Exercise goal:
Give back exactly the lines that run from the line containing "What does this" through the end of the listing below. Leave out every other line.
=======
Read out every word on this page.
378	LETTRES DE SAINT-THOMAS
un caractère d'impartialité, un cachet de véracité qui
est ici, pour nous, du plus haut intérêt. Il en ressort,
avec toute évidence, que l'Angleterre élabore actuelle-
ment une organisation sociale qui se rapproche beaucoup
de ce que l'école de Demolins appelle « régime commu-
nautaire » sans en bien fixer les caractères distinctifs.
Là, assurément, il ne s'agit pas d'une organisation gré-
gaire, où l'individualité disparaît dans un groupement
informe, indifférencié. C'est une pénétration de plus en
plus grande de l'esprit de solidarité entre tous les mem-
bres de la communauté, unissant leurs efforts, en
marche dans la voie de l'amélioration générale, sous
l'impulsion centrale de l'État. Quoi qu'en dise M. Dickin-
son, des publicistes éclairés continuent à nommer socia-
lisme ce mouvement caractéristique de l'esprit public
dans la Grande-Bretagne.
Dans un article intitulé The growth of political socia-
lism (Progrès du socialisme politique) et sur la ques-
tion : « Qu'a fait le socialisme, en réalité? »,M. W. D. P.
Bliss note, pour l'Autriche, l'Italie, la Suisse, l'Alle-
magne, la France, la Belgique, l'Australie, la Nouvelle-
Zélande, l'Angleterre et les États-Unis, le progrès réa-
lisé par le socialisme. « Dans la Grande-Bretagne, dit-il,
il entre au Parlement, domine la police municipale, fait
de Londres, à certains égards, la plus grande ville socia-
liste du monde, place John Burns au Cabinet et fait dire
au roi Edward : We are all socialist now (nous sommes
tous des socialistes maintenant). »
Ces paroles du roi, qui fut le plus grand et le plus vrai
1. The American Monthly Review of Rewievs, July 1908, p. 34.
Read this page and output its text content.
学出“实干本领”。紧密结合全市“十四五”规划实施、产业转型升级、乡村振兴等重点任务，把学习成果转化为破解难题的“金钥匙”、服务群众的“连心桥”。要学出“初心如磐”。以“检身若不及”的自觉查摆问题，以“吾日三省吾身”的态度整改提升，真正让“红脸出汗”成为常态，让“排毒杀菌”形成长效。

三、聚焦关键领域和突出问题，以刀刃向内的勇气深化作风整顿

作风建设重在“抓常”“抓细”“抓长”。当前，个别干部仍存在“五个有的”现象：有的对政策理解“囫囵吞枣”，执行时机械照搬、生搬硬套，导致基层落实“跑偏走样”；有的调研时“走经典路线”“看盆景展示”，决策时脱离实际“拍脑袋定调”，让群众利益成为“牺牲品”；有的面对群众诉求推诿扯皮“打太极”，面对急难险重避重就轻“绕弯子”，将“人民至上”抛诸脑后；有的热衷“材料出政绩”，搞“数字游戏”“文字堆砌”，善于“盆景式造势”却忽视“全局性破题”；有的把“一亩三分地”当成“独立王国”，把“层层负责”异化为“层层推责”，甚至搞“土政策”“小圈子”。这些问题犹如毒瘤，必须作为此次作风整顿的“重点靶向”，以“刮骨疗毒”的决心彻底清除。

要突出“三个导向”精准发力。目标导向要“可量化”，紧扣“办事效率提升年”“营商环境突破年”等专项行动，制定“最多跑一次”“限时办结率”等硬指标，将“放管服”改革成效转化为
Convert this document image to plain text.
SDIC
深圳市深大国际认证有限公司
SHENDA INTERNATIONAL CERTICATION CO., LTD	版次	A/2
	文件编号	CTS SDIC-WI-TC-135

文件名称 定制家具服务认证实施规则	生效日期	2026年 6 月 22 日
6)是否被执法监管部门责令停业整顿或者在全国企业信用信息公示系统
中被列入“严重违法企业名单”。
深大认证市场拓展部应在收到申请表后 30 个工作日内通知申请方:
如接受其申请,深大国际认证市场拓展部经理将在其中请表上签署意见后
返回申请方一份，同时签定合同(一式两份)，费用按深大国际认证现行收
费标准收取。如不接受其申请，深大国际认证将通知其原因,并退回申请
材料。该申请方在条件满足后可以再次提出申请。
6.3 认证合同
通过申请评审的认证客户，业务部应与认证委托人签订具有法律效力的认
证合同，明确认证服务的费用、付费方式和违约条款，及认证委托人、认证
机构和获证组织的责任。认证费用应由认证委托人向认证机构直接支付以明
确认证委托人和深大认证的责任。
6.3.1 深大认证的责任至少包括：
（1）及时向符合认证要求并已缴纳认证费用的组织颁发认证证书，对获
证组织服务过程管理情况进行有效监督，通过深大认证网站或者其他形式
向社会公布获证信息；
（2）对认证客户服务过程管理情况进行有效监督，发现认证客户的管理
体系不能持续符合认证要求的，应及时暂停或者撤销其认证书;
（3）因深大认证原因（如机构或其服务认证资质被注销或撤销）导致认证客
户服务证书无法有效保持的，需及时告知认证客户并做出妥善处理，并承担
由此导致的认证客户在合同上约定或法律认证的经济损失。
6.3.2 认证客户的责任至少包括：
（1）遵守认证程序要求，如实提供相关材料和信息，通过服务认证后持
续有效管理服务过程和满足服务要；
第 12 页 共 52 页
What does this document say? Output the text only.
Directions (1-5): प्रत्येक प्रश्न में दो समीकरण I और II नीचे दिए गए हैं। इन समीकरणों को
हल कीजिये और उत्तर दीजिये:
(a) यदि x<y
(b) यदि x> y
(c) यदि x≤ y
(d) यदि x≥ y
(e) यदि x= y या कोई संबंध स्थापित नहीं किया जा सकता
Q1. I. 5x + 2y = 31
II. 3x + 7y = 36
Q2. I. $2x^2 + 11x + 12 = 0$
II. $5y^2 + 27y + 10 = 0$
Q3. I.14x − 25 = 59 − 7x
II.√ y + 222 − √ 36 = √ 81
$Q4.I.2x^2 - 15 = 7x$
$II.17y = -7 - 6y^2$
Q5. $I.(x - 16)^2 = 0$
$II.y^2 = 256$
=======
Exercise response:
What does this document say? Output the text only.
Directions (1-5): प्रत्येक प्रश्न में दो समीकरण I और II नीचे दिए गए हैं। इन समीकरणों को
हल कीजिये और उत्तर दीजिये:
(a) यदि x<y
(b) यदि x> y
(c) यदि x≤ y
(d) यदि x≥ y
(e) यदि x= y या कोई संबंध स्थापित नहीं किया जा सकता
Q1. I. 5x + 2y = 31
II. 3x + 7y = 36
Q2. I. $2x^2 + 11x + 12 = 0$
II. $5y^2 + 27y + 10 = 0$
Q3. I.14x − 25 = 59 − 7x
II.√ y + 222 − √ 36 = √ 81
$Q4.I.2x^2 - 15 = 7x$
$II.17y = -7 - 6y^2$
Q5. $I.(x - 16)^2 = 0$
$II.y^2 = 256$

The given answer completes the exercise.